> **PROBLEM STATEMENT**
Copy every line of the records below verbatim, changing nothing.
───── PROVIDED INFORMATION ─────
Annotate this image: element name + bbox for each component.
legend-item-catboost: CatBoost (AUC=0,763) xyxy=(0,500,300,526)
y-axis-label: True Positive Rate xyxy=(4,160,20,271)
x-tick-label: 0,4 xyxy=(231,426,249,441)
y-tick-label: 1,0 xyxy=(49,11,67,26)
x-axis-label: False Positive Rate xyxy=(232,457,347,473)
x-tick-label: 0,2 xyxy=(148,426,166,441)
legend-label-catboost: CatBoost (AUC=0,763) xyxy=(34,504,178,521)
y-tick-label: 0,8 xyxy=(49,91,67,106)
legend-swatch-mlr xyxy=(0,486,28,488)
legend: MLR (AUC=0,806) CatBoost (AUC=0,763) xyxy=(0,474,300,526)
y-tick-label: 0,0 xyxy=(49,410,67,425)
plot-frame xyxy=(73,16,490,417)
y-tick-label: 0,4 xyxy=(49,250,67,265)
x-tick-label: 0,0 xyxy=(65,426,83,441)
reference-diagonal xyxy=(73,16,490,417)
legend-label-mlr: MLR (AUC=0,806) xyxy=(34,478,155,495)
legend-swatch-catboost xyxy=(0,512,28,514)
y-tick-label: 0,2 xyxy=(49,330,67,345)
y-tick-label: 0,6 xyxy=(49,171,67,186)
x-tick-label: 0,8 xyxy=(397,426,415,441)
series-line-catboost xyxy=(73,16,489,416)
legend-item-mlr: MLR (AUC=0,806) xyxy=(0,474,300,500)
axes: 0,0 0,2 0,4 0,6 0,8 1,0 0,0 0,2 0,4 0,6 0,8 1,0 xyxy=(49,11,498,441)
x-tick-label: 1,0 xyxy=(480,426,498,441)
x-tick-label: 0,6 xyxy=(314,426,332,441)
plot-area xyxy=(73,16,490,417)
─────
> **SOLUTION TO THE PROBLEM**
Annotate this image: element name + bbox for each component.
legend-item-catboost: CatBoost (AUC=0,763) xyxy=(0,500,300,526)
y-axis-label: True Positive Rate xyxy=(4,160,20,271)
x-tick-label: 0,4 xyxy=(231,426,249,441)
y-tick-label: 1,0 xyxy=(49,11,67,26)
x-axis-label: False Positive Rate xyxy=(232,457,347,473)
x-tick-label: 0,2 xyxy=(148,426,166,441)
legend-label-catboost: CatBoost (AUC=0,763) xyxy=(34,504,178,521)
y-tick-label: 0,8 xyxy=(49,91,67,106)
legend-swatch-mlr xyxy=(0,486,28,488)
legend: MLR (AUC=0,806) CatBoost (AUC=0,763) xyxy=(0,474,300,526)
y-tick-label: 0,0 xyxy=(49,410,67,425)
plot-frame xyxy=(73,16,490,417)
y-tick-label: 0,4 xyxy=(49,250,67,265)
x-tick-label: 0,0 xyxy=(65,426,83,441)
reference-diagonal xyxy=(73,16,490,417)
legend-label-mlr: MLR (AUC=0,806) xyxy=(34,478,155,495)
legend-swatch-catboost xyxy=(0,512,28,514)
y-tick-label: 0,2 xyxy=(49,330,67,345)
y-tick-label: 0,6 xyxy=(49,171,67,186)
x-tick-label: 0,8 xyxy=(397,426,415,441)
series-line-catboost xyxy=(73,16,489,416)
legend-item-mlr: MLR (AUC=0,806) xyxy=(0,474,300,500)
axes: 0,0 0,2 0,4 0,6 0,8 1,0 0,0 0,2 0,4 0,6 0,8 1,0 xyxy=(49,11,498,441)
x-tick-label: 1,0 xyxy=(480,426,498,441)
x-tick-label: 0,6 xyxy=(314,426,332,441)
plot-area xyxy=(73,16,490,417)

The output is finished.